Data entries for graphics
/---
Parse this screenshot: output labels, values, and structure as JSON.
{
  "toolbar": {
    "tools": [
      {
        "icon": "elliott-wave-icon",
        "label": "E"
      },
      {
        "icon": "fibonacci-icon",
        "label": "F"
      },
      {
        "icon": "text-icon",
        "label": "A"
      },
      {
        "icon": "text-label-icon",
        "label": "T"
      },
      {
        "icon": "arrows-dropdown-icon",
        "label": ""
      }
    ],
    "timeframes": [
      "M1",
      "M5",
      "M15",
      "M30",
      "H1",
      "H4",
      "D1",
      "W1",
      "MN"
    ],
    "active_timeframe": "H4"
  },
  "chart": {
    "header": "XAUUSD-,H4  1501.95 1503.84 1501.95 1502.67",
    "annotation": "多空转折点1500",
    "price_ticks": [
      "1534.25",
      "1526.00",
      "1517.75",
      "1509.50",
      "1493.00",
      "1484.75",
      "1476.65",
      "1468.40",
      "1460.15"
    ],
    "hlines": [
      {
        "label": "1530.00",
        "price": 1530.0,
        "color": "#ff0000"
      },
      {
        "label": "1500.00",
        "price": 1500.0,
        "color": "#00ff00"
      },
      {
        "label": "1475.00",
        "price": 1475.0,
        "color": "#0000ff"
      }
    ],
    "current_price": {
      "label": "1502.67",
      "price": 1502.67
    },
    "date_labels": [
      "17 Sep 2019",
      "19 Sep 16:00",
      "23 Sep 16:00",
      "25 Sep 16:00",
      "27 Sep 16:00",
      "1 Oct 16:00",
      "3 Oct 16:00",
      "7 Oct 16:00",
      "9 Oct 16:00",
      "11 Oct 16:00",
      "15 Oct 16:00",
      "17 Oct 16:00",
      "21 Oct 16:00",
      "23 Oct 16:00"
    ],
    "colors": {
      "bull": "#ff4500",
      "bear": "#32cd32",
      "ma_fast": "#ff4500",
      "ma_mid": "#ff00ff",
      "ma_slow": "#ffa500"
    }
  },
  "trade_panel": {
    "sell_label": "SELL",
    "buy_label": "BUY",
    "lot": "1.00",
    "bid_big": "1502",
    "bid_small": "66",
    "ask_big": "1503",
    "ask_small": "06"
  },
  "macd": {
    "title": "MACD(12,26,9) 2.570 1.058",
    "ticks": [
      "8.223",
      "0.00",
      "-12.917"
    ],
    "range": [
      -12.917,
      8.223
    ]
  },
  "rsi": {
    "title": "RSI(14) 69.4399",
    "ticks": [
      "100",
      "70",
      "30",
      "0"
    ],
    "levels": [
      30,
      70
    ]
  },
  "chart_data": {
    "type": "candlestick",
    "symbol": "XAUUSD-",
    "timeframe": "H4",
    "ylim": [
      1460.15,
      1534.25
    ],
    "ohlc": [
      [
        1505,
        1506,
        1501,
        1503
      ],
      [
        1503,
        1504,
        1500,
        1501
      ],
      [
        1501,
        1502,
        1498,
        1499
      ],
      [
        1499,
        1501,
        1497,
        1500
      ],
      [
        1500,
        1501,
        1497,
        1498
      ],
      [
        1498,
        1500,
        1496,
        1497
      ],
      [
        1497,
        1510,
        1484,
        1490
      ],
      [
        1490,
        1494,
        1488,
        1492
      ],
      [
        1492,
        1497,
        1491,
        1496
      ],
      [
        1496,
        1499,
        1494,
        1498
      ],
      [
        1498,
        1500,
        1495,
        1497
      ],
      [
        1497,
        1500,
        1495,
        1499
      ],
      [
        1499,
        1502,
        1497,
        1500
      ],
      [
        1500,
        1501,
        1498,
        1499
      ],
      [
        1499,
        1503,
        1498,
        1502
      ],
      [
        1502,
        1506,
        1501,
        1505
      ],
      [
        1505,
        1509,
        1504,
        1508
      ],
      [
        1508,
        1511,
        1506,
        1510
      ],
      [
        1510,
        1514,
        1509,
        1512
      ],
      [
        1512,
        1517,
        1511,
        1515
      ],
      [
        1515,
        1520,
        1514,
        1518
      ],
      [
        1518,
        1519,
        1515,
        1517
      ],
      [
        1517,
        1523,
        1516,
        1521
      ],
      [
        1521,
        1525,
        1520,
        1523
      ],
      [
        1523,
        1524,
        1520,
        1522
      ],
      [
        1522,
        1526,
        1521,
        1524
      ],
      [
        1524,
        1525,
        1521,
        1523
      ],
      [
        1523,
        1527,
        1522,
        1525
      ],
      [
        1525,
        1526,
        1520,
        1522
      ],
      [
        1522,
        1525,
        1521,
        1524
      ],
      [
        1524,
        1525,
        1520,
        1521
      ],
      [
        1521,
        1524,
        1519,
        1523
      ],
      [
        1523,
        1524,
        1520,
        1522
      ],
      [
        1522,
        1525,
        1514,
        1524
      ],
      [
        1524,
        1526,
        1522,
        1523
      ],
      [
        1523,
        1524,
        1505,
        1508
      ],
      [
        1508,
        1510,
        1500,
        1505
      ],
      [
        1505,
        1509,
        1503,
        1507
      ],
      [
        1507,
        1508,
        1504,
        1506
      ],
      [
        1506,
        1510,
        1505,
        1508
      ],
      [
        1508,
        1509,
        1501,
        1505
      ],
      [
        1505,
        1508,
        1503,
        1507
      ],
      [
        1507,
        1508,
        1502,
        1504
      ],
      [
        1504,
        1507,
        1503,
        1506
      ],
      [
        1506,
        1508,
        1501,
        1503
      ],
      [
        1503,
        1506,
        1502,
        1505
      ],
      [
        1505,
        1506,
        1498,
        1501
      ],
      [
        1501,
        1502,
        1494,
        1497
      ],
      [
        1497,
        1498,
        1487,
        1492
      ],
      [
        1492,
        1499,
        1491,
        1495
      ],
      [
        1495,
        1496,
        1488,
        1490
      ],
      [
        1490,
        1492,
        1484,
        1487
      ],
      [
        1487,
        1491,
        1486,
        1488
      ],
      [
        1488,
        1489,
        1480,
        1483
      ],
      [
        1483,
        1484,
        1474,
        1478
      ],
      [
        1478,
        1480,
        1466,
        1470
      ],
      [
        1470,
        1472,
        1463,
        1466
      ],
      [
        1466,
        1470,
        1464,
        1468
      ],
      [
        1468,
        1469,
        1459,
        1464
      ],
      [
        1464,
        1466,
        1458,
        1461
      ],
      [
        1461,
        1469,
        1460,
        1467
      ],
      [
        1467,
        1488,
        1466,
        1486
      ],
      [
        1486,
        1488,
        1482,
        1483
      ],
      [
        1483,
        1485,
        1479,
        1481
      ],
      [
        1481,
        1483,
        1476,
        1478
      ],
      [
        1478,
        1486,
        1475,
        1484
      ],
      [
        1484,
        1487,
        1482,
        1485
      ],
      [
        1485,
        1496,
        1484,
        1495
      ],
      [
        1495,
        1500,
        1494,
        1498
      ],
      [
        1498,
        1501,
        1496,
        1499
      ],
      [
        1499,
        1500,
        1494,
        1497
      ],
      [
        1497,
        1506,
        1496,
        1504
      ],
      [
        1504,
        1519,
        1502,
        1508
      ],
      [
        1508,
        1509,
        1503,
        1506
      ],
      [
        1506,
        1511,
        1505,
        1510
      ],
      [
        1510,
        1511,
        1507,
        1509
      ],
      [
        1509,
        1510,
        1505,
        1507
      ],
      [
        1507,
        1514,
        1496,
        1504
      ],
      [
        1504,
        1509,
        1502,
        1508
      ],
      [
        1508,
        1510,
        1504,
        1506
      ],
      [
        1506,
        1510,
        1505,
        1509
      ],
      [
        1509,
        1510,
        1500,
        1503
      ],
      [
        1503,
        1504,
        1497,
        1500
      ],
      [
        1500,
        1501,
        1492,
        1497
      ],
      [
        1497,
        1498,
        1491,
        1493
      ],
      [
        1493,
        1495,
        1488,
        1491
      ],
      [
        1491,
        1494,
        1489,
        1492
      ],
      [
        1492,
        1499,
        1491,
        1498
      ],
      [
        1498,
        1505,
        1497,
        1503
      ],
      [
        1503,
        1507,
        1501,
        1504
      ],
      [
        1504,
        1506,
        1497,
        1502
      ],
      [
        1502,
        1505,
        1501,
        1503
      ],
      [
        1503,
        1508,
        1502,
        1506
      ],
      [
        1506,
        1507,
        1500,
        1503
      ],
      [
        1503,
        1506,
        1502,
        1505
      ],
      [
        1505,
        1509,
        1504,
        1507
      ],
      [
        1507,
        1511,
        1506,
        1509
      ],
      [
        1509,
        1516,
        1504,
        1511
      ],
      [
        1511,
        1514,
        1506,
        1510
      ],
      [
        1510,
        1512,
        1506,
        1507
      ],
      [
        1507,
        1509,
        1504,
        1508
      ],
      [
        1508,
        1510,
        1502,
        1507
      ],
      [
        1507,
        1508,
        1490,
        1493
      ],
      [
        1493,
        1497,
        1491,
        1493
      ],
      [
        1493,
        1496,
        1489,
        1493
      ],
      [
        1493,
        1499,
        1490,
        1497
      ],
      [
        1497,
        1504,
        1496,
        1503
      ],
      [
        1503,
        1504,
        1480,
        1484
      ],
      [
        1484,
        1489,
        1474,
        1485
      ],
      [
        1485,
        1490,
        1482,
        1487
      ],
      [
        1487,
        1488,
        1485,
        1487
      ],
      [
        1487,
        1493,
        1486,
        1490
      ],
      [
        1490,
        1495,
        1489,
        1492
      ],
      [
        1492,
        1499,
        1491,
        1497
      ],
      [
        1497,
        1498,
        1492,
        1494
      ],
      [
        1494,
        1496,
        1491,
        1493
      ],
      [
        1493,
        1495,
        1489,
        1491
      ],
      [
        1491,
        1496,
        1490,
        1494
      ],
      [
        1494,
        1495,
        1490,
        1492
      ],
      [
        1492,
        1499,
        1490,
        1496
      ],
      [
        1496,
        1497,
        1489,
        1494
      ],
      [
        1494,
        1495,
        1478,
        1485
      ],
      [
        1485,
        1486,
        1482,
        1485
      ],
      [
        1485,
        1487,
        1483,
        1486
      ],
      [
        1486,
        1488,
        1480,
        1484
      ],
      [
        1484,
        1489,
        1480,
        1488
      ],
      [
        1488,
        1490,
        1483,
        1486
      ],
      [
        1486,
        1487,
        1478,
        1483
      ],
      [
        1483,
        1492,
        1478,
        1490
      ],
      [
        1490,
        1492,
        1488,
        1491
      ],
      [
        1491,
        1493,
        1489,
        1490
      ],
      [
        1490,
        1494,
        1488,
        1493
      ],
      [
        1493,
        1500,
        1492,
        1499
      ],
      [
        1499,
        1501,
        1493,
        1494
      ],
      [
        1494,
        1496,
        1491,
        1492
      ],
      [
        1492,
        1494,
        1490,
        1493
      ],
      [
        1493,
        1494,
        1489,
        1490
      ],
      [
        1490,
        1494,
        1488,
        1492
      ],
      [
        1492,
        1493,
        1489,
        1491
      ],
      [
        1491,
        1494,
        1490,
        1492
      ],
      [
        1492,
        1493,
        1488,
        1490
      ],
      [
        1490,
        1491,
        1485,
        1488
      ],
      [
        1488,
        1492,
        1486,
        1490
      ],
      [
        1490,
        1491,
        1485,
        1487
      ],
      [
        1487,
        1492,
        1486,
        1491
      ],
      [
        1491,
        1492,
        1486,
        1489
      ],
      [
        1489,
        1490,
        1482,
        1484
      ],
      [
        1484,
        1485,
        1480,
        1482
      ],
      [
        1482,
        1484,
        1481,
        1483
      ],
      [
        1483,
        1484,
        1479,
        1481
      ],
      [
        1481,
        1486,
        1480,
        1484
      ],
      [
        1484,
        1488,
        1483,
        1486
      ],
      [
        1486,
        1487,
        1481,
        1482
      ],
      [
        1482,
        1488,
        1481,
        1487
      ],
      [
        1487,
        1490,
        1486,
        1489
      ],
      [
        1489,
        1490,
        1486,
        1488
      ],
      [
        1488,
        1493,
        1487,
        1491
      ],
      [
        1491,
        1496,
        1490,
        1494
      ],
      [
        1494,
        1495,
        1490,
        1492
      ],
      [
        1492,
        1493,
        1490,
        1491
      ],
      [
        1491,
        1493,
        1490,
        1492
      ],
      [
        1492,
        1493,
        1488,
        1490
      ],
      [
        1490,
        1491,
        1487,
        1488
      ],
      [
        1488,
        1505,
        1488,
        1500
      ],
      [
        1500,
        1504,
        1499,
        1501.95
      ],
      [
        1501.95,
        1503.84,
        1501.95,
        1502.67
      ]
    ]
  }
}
\---
/---
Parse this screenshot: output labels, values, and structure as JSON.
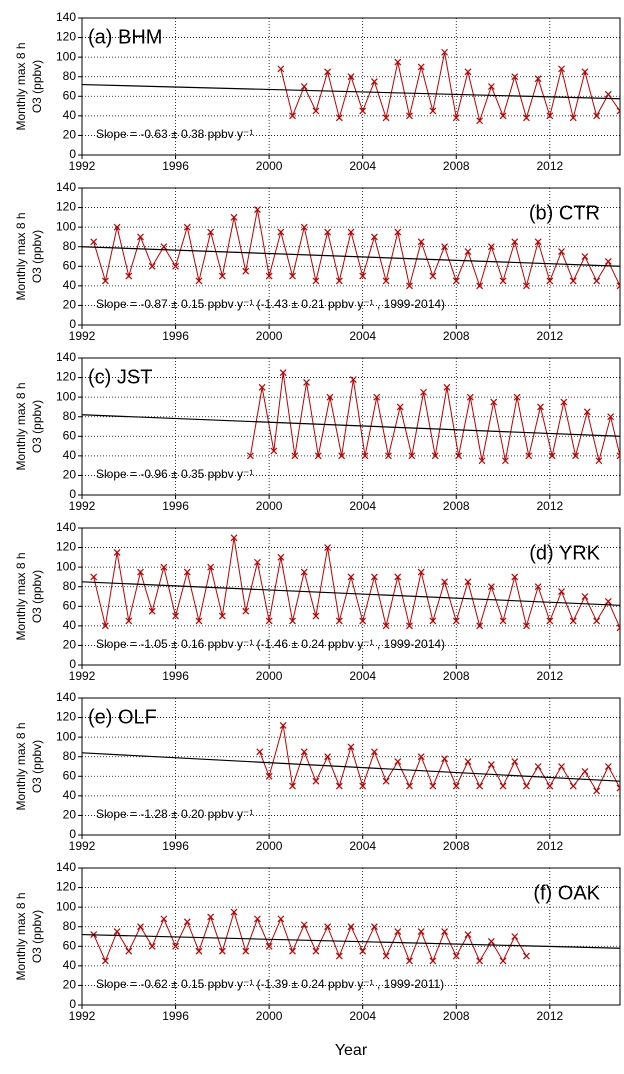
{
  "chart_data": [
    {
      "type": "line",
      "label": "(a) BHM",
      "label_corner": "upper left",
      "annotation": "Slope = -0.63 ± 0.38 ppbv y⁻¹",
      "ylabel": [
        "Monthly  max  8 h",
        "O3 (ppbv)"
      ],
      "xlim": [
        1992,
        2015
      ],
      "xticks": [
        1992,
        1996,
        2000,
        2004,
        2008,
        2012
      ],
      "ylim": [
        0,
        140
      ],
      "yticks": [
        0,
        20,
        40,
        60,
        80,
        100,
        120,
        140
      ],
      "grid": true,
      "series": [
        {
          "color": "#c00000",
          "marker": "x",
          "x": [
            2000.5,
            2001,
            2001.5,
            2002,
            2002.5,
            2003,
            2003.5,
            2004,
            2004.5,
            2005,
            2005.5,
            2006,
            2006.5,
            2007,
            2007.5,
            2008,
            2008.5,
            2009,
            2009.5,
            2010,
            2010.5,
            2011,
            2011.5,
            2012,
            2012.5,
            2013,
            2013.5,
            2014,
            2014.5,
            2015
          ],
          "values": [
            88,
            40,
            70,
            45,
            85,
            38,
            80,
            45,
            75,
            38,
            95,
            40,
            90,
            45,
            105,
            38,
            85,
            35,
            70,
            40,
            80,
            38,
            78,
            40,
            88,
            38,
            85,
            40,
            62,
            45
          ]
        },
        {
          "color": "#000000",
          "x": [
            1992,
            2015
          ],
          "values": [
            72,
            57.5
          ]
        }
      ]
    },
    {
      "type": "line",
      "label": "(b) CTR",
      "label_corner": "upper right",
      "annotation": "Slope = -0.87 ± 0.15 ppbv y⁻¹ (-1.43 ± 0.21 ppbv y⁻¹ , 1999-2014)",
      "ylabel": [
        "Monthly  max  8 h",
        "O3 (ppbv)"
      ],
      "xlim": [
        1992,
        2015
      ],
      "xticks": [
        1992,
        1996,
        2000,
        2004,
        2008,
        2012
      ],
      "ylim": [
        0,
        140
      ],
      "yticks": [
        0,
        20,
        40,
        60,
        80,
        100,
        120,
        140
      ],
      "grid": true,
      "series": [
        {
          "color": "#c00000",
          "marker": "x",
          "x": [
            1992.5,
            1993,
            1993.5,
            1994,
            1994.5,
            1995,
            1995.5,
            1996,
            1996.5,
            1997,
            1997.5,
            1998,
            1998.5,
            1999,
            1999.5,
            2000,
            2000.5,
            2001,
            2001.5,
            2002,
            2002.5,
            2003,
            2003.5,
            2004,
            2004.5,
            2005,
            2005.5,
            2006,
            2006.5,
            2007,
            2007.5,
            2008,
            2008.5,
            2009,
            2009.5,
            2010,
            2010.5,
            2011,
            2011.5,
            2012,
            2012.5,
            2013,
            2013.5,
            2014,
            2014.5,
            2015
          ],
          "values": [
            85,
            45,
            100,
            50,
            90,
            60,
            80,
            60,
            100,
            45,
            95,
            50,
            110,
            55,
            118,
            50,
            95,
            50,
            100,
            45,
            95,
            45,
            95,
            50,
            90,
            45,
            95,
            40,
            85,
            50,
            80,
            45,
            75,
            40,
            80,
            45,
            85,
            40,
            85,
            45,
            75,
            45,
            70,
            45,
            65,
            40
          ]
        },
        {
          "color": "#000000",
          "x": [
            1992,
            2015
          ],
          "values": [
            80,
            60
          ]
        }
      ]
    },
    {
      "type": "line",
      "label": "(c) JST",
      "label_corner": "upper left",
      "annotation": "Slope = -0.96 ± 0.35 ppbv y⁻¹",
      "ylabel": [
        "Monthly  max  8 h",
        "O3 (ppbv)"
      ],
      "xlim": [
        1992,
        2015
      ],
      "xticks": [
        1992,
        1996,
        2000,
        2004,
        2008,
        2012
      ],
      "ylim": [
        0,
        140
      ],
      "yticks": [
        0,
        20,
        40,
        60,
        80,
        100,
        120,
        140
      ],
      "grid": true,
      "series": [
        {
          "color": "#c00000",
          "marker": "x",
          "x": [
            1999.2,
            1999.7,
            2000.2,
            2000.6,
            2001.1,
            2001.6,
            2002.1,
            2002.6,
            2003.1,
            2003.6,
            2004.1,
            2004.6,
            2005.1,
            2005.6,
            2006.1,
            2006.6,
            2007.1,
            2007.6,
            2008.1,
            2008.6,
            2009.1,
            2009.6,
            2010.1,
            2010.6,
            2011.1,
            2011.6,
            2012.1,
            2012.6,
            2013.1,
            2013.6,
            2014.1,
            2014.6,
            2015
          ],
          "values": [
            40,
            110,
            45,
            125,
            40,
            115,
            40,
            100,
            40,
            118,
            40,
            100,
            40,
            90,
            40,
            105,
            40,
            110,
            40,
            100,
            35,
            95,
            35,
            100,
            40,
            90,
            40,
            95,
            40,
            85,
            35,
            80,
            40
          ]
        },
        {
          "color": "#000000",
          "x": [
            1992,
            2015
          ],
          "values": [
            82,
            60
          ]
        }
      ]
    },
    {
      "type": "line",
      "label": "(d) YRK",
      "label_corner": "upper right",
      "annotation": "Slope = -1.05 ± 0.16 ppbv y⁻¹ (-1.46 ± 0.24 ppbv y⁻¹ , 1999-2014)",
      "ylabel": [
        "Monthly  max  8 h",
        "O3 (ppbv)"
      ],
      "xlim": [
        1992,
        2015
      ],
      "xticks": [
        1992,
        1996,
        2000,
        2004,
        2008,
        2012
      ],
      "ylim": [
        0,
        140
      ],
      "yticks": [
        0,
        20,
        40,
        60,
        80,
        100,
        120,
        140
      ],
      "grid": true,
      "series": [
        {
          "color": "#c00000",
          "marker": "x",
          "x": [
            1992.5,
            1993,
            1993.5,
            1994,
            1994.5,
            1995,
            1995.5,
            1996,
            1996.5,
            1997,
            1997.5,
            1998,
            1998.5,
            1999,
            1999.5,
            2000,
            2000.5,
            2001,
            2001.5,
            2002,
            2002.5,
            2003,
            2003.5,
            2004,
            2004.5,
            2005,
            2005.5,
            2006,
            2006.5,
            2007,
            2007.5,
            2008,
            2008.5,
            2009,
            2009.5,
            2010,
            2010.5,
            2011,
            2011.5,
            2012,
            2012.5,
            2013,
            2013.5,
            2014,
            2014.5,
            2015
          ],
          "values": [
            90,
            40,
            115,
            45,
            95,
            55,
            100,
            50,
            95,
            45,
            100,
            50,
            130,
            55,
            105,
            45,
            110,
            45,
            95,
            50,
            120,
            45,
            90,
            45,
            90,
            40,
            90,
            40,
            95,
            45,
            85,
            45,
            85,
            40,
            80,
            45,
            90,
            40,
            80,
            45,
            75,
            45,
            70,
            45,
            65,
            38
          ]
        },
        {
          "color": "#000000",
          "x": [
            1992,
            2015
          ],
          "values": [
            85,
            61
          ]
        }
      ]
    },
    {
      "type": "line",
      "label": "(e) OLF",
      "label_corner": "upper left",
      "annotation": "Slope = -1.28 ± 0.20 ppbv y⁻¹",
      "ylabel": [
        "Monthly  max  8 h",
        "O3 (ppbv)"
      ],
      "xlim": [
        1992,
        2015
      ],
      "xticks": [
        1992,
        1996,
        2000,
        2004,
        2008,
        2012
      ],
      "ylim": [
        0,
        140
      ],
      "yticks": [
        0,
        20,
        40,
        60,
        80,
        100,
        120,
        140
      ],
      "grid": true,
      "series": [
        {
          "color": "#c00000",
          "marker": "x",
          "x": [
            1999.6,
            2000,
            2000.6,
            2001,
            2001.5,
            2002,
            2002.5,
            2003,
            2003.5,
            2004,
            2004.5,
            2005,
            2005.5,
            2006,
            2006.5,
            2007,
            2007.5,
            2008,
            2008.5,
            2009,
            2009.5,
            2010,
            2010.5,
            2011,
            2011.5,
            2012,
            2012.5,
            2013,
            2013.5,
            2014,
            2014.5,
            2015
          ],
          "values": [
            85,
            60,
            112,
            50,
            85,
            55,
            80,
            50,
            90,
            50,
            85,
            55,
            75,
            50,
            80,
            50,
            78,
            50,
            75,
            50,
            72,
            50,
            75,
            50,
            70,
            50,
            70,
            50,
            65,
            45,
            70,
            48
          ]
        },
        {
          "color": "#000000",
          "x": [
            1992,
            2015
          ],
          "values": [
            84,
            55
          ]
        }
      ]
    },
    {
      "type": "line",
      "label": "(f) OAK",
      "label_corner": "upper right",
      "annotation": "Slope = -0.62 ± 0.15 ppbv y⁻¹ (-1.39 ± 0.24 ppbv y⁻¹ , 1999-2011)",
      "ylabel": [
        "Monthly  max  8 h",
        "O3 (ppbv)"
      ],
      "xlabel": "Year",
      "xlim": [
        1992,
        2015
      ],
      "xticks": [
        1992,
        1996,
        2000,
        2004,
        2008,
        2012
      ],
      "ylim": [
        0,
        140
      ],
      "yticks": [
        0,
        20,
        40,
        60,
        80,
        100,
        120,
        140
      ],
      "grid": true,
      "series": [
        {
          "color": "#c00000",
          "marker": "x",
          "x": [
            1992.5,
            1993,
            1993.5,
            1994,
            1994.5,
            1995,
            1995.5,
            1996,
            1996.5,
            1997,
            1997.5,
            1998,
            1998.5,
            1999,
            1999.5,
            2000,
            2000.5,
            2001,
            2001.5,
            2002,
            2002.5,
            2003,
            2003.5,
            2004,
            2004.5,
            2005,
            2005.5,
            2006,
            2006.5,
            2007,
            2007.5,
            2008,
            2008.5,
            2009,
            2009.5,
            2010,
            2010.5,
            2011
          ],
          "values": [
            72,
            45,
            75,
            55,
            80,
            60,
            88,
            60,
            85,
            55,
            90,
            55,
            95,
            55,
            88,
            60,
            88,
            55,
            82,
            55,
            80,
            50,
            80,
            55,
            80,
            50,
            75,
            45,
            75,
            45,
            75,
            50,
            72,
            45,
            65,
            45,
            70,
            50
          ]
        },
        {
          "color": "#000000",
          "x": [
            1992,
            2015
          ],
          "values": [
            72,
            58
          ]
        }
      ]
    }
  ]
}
\---
▶ _Problem statement_
Pull out every line containing "title".

▶ _Final result_
    "title": "MACD(12,26,9) 2.570 1.058",
    "title": "RSI(14) 69.4399",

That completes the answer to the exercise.